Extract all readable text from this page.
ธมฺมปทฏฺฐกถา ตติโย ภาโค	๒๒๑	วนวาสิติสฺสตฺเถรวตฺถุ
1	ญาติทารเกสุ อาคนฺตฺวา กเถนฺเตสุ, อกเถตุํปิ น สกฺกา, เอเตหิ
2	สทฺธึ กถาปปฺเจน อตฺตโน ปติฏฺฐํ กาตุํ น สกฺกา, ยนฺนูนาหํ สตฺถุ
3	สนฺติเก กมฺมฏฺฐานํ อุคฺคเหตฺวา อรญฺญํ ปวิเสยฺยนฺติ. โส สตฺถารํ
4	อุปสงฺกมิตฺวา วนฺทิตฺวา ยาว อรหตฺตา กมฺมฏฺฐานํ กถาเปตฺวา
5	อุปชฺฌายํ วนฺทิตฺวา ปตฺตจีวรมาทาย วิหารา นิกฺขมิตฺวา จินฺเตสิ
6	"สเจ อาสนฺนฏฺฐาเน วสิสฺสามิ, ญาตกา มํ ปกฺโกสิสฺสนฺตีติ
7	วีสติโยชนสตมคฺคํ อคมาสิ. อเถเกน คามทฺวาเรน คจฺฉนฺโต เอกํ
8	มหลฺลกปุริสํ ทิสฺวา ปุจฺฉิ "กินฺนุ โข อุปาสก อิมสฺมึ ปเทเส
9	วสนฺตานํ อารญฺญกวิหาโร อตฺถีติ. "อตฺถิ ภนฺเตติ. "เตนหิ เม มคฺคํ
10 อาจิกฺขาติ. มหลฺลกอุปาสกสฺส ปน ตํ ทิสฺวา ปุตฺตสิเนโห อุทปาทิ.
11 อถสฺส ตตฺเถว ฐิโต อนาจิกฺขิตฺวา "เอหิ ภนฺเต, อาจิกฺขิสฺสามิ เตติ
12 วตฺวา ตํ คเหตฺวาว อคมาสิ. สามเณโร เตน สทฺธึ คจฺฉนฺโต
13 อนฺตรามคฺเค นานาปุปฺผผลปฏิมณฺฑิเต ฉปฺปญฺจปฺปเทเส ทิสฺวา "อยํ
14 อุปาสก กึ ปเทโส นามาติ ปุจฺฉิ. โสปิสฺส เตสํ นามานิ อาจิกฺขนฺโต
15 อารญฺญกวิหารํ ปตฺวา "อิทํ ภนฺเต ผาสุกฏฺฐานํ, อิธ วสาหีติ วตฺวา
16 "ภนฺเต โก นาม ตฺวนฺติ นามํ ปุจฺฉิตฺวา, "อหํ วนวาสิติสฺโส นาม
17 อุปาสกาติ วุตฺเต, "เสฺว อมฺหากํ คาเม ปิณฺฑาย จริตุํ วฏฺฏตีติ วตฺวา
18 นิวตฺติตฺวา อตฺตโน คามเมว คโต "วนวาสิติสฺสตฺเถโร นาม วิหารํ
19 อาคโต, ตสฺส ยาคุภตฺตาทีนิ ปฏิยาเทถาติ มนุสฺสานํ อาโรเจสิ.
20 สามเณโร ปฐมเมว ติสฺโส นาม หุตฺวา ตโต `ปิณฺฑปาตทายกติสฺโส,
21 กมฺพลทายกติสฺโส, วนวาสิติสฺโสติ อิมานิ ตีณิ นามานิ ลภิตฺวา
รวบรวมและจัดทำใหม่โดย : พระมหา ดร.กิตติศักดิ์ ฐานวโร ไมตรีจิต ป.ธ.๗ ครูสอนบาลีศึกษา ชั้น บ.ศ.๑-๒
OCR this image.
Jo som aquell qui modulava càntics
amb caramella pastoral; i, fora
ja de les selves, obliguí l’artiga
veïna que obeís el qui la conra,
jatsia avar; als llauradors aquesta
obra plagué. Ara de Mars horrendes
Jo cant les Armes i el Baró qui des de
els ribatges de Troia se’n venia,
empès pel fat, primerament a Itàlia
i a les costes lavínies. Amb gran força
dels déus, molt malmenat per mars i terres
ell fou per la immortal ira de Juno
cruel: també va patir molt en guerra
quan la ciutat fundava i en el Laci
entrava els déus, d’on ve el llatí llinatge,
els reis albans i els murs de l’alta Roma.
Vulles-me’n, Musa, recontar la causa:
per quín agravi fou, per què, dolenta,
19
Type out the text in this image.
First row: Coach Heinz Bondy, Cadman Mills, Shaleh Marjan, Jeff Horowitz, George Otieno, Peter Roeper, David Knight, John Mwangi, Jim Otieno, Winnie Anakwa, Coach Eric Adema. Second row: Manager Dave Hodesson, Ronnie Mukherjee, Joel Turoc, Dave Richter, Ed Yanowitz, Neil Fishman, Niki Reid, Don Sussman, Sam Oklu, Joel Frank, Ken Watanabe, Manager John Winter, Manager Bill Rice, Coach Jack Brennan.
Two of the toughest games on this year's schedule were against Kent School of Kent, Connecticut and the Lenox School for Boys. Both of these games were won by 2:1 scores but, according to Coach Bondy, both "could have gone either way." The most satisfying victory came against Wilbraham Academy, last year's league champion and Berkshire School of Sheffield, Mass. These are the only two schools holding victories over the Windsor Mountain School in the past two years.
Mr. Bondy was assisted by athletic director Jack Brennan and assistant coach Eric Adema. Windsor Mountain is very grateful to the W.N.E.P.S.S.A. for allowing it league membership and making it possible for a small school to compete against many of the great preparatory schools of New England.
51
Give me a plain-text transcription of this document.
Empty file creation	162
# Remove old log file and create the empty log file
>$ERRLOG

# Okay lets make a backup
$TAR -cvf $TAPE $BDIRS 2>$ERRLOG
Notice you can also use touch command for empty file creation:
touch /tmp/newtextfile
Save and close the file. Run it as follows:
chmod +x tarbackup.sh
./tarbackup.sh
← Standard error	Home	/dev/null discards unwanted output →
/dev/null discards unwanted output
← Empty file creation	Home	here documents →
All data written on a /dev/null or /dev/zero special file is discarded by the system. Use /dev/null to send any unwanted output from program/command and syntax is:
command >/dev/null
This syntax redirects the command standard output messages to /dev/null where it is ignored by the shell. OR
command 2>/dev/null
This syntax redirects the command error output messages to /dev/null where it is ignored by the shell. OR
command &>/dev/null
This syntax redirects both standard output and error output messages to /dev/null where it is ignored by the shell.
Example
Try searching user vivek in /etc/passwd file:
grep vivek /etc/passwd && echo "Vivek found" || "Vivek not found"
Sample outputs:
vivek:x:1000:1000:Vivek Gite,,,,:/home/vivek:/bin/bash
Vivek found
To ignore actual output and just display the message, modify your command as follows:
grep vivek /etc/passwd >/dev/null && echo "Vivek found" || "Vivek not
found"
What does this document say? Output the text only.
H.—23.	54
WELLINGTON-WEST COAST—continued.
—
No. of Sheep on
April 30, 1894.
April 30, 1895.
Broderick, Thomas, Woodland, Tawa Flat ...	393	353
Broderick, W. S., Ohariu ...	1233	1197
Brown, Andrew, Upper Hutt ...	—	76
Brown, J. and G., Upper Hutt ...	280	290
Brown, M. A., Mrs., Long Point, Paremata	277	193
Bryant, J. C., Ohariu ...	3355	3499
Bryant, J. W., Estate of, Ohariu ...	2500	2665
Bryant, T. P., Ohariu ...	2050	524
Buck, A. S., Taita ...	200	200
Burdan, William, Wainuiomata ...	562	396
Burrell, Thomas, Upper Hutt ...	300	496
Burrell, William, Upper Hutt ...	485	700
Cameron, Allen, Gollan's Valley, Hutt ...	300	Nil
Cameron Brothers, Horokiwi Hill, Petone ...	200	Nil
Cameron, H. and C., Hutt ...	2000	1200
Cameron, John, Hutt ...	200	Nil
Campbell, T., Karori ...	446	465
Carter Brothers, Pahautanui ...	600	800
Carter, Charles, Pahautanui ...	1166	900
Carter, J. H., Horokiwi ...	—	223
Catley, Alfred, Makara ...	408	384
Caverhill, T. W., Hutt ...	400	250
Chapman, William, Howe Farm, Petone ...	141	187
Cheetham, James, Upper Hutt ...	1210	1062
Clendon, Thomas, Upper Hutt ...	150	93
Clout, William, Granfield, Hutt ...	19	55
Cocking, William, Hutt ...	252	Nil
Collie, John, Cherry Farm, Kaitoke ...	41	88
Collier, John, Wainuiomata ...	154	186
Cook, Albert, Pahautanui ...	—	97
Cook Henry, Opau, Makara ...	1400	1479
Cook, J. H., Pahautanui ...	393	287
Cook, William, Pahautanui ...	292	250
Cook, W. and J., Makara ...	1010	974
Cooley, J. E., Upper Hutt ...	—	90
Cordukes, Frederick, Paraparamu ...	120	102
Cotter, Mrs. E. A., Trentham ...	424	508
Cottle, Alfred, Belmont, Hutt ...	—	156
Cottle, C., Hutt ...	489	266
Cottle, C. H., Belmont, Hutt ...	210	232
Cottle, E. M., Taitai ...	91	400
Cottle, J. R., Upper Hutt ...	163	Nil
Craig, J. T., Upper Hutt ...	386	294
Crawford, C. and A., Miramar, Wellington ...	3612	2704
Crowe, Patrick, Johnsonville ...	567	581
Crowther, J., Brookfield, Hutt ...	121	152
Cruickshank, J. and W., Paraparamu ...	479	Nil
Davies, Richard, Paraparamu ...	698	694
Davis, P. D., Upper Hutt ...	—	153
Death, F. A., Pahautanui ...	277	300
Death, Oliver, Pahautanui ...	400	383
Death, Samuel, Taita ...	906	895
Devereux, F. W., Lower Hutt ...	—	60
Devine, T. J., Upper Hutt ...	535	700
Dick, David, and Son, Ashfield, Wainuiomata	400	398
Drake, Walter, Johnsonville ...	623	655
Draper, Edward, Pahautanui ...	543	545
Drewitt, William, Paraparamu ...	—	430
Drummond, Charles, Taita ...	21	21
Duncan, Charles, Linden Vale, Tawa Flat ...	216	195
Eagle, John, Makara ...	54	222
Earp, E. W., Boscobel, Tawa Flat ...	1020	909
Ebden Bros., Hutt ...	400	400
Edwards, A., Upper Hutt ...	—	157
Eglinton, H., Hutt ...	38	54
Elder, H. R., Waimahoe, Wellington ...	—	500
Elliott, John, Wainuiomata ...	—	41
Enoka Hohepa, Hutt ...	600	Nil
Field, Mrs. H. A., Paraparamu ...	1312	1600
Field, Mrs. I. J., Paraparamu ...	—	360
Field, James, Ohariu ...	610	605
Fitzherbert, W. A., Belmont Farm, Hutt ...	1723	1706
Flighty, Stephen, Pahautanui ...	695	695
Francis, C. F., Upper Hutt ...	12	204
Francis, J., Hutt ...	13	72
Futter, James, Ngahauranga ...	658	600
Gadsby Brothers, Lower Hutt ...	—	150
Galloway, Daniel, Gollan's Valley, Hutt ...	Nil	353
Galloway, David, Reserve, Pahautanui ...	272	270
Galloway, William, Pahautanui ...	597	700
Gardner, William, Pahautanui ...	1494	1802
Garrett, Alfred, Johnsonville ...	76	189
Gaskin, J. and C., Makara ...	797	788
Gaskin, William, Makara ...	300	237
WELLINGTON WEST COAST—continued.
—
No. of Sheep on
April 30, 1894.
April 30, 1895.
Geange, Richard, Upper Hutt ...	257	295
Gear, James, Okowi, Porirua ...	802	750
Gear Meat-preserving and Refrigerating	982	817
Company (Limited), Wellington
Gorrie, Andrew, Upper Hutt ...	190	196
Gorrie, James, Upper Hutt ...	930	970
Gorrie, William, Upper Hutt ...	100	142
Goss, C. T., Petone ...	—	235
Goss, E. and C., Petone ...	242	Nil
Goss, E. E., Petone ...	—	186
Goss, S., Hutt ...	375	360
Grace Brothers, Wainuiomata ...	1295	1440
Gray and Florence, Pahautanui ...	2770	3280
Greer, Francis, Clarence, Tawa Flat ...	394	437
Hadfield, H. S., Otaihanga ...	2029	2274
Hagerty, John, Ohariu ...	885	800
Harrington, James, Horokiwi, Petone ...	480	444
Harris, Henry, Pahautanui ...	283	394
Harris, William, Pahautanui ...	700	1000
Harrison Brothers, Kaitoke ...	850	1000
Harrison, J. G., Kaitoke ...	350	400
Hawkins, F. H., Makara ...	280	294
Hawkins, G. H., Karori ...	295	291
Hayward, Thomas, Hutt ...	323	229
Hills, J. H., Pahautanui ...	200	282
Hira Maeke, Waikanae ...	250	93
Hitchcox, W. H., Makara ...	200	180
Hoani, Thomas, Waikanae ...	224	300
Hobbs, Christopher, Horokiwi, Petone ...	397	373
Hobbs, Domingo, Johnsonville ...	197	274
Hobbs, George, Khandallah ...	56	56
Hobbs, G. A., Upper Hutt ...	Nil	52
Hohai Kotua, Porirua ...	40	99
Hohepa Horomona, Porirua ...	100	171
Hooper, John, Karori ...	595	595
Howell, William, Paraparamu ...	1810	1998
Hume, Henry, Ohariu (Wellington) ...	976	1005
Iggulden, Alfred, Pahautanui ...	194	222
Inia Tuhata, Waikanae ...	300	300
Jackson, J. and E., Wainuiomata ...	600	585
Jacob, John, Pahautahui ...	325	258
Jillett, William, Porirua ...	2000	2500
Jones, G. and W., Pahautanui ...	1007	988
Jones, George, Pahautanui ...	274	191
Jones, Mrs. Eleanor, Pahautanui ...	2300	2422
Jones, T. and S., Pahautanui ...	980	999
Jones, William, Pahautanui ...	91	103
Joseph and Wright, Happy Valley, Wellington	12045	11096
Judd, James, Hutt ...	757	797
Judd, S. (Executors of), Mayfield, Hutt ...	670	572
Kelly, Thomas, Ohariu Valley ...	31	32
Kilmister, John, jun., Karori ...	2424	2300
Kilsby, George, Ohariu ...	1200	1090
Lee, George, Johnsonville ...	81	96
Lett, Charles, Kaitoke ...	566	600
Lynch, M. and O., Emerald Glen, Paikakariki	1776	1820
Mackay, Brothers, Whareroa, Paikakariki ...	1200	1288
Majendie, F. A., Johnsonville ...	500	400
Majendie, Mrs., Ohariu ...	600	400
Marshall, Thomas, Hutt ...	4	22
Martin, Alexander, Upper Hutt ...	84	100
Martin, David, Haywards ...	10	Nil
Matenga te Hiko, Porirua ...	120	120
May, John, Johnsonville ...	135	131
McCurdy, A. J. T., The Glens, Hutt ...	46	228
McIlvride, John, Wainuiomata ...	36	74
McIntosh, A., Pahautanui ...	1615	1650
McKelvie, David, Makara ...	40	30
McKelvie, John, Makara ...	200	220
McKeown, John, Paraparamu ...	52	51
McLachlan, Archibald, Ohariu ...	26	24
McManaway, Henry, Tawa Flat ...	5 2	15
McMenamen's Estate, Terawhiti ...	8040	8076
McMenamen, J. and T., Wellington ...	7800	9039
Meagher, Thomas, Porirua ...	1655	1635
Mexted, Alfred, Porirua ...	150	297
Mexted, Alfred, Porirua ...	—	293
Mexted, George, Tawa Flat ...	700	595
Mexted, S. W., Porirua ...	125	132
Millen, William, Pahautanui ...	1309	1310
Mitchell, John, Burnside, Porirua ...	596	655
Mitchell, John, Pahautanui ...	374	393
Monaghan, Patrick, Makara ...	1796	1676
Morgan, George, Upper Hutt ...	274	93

━━━━━━━━

Using the records above, select and copy every line that has the word "WEST".

WELLINGTON-WEST COAST—continued.
WELLINGTON WEST COAST—continued.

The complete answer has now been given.